Exercise description: Where a line holds the string "порядке", return that line.

Dataset entries
╔══

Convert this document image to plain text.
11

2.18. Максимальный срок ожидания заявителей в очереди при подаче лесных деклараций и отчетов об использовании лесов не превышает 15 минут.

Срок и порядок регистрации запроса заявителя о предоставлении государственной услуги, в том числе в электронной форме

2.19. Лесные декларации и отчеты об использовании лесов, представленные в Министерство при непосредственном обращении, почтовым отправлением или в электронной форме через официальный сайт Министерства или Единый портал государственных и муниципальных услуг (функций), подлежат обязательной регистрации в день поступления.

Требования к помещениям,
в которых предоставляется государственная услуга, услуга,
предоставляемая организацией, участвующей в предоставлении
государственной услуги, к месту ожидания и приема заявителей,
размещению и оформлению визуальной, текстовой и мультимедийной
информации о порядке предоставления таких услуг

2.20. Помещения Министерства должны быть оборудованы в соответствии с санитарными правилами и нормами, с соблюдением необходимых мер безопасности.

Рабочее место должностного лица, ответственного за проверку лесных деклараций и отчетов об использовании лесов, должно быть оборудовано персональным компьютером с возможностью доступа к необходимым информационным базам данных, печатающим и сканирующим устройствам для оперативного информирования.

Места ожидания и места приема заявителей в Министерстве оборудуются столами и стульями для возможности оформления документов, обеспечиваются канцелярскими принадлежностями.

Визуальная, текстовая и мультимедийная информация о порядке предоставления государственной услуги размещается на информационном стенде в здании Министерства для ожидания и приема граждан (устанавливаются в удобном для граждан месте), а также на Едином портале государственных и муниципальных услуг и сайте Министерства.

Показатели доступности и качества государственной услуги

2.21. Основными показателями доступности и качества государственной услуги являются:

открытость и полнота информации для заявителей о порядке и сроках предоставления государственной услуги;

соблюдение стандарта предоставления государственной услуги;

╚══

The result:
информации о порядке предоставления таких услуг
Визуальная, текстовая и мультимедийная информация о порядке предоставления государственной услуги размещается на информационном стенде в здании Министерства для ожидания и приема граждан (устанавливаются в удобном для граждан месте), а также на Едином портале государственных и муниципальных услуг и сайте Министерства.
открытость и полнота информации для заявителей о порядке и сроках предоставления государственной услуги;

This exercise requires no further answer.